** WORK TO BE COMPLETED **
Every line must be returned precisely as it is written.

* START SOURCE MATERIAL *

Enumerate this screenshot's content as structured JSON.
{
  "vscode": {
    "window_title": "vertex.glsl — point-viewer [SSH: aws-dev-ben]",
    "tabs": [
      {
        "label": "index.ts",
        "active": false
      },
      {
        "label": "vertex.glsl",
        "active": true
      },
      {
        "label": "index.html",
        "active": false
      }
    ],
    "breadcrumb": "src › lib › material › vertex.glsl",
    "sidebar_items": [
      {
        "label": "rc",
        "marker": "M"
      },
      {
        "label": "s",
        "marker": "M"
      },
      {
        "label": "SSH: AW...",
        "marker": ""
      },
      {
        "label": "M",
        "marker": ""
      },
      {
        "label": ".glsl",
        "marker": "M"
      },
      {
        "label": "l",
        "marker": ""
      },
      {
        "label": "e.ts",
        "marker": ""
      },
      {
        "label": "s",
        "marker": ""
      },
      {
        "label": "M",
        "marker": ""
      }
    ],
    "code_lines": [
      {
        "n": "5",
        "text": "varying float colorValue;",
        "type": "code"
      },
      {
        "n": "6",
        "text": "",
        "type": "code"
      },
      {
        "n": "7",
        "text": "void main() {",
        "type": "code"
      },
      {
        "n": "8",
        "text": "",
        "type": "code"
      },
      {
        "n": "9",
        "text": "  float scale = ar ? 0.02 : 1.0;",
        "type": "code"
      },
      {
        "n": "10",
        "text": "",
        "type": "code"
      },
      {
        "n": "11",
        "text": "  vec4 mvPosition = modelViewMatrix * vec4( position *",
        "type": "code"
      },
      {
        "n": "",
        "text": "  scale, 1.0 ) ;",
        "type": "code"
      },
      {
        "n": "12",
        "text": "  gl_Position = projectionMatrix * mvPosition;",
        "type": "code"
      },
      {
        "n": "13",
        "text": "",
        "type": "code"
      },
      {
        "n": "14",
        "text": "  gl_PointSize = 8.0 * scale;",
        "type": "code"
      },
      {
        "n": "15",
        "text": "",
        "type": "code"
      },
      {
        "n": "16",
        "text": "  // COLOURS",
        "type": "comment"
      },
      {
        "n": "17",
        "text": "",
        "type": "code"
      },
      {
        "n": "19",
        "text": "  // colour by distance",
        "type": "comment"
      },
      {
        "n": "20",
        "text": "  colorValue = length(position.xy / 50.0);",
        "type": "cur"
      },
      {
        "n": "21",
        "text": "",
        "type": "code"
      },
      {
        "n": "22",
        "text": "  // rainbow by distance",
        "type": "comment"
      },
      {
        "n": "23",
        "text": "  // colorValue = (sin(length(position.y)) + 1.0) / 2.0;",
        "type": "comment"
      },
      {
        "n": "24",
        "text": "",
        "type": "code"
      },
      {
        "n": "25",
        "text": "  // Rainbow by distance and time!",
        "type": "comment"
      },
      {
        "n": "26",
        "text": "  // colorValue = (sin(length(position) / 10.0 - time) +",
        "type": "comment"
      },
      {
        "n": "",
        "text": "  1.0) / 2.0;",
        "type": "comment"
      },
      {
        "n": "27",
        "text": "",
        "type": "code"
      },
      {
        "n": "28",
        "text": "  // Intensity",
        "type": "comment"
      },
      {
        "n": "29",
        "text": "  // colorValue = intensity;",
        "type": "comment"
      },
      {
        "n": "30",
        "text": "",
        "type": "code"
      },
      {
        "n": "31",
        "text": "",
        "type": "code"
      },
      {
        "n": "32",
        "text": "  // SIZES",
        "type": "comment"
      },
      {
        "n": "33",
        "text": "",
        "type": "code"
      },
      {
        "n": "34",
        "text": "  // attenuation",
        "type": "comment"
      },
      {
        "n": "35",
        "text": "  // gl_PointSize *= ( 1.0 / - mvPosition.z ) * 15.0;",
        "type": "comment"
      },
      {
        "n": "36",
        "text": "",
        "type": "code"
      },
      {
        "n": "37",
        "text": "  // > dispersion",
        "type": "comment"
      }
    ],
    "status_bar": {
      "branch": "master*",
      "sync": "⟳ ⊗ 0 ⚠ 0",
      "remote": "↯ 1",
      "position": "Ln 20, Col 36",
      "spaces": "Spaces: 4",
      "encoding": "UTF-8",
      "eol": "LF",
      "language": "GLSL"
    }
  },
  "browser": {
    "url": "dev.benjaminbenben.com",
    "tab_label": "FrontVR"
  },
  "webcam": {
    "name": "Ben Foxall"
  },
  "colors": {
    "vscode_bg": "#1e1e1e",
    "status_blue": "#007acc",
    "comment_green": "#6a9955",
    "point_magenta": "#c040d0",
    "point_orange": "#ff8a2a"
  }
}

* END SOURCE MATERIAL *

** RESULT BELOW **
Enumerate this screenshot's content as structured JSON.
{
  "vscode": {
    "window_title": "vertex.glsl — point-viewer [SSH: aws-dev-ben]",
    "tabs": [
      {
        "label": "index.ts",
        "active": false
      },
      {
        "label": "vertex.glsl",
        "active": true
      },
      {
        "label": "index.html",
        "active": false
      }
    ],
    "breadcrumb": "src › lib › material › vertex.glsl",
    "sidebar_items": [
      {
        "label": "rc",
        "marker": "M"
      },
      {
        "label": "s",
        "marker": "M"
      },
      {
        "label": "SSH: AW...",
        "marker": ""
      },
      {
        "label": "M",
        "marker": ""
      },
      {
        "label": ".glsl",
        "marker": "M"
      },
      {
        "label": "l",
        "marker": ""
      },
      {
        "label": "e.ts",
        "marker": ""
      },
      {
        "label": "s",
        "marker": ""
      },
      {
        "label": "M",
        "marker": ""
      }
    ],
    "code_lines": [
      {
        "n": "5",
        "text": "varying float colorValue;",
        "type": "code"
      },
      {
        "n": "6",
        "text": "",
        "type": "code"
      },
      {
        "n": "7",
        "text": "void main() {",
        "type": "code"
      },
      {
        "n": "8",
        "text": "",
        "type": "code"
      },
      {
        "n": "9",
        "text": "  float scale = ar ? 0.02 : 1.0;",
        "type": "code"
      },
      {
        "n": "10",
        "text": "",
        "type": "code"
      },
      {
        "n": "11",
        "text": "  vec4 mvPosition = modelViewMatrix * vec4( position *",
        "type": "code"
      },
      {
        "n": "",
        "text": "  scale, 1.0 ) ;",
        "type": "code"
      },
      {
        "n": "12",
        "text": "  gl_Position = projectionMatrix * mvPosition;",
        "type": "code"
      },
      {
        "n": "13",
        "text": "",
        "type": "code"
      },
      {
        "n": "14",
        "text": "  gl_PointSize = 8.0 * scale;",
        "type": "code"
      },
      {
        "n": "15",
        "text": "",
        "type": "code"
      },
      {
        "n": "16",
        "text": "  // COLOURS",
        "type": "comment"
      },
      {
        "n": "17",
        "text": "",
        "type": "code"
      },
      {
        "n": "19",
        "text": "  // colour by distance",
        "type": "comment"
      },
      {
        "n": "20",
        "text": "  colorValue = length(position.xy / 50.0);",
        "type": "cur"
      },
      {
        "n": "21",
        "text": "",
        "type": "code"
      },
      {
        "n": "22",
        "text": "  // rainbow by distance",
        "type": "comment"
      },
      {
        "n": "23",
        "text": "  // colorValue = (sin(length(position.y)) + 1.0) / 2.0;",
        "type": "comment"
      },
      {
        "n": "24",
        "text": "",
        "type": "code"
      },
      {
        "n": "25",
        "text": "  // Rainbow by distance and time!",
        "type": "comment"
      },
      {
        "n": "26",
        "text": "  // colorValue = (sin(length(position) / 10.0 - time) +",
        "type": "comment"
      },
      {
        "n": "",
        "text": "  1.0) / 2.0;",
        "type": "comment"
      },
      {
        "n": "27",
        "text": "",
        "type": "code"
      },
      {
        "n": "28",
        "text": "  // Intensity",
        "type": "comment"
      },
      {
        "n": "29",
        "text": "  // colorValue = intensity;",
        "type": "comment"
      },
      {
        "n": "30",
        "text": "",
        "type": "code"
      },
      {
        "n": "31",
        "text": "",
        "type": "code"
      },
      {
        "n": "32",
        "text": "  // SIZES",
        "type": "comment"
      },
      {
        "n": "33",
        "text": "",
        "type": "code"
      },
      {
        "n": "34",
        "text": "  // attenuation",
        "type": "comment"
      },
      {
        "n": "35",
        "text": "  // gl_PointSize *= ( 1.0 / - mvPosition.z ) * 15.0;",
        "type": "comment"
      },
      {
        "n": "36",
        "text": "",
        "type": "code"
      },
      {
        "n": "37",
        "text": "  // > dispersion",
        "type": "comment"
      }
    ],
    "status_bar": {
      "branch": "master*",
      "sync": "⟳ ⊗ 0 ⚠ 0",
      "remote": "↯ 1",
      "position": "Ln 20, Col 36",
      "spaces": "Spaces: 4",
      "encoding": "UTF-8",
      "eol": "LF",
      "language": "GLSL"
    }
  },
  "browser": {
    "url": "dev.benjaminbenben.com",
    "tab_label": "FrontVR"
  },
  "webcam": {
    "name": "Ben Foxall"
  },
  "colors": {
    "vscode_bg": "#1e1e1e",
    "status_blue": "#007acc",
    "comment_green": "#6a9955",
    "point_magenta": "#c040d0",
    "point_orange": "#ff8a2a"
  }
}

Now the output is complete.